** STATED EXERCISE **
In the records that follow, locate every line with "this" and extract it.
---- EXCERPTED DATA
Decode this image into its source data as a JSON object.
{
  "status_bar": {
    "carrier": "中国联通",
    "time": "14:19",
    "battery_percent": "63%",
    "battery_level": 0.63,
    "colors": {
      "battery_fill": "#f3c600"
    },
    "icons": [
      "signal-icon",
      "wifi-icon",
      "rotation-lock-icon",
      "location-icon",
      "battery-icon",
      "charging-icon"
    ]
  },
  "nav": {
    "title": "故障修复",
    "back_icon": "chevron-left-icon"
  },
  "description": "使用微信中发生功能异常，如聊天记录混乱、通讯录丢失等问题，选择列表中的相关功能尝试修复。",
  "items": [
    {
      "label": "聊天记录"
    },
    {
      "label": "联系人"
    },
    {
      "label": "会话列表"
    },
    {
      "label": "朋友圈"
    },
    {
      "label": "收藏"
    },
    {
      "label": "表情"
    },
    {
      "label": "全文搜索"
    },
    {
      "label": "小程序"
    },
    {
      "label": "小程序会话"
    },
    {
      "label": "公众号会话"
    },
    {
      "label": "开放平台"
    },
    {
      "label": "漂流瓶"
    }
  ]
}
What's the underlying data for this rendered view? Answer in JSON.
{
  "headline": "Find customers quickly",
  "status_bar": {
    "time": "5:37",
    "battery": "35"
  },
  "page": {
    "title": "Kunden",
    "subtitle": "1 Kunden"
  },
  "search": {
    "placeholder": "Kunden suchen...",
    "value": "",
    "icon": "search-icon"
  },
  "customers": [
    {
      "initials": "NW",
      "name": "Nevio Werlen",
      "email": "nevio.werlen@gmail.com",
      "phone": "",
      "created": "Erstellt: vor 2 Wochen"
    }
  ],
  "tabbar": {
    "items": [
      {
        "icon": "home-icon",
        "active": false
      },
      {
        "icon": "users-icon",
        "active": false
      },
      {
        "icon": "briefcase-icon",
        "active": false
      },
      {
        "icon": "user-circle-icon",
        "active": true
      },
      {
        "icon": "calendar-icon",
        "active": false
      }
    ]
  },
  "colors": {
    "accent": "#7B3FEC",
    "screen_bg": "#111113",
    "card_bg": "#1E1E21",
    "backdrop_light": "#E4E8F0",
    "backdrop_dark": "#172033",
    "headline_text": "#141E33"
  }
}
--------
** ANSWER FOR THE TASK **
Decode this image into its source data as a JSON object.
What's the underlying data for this rendered view? Answer in JSON.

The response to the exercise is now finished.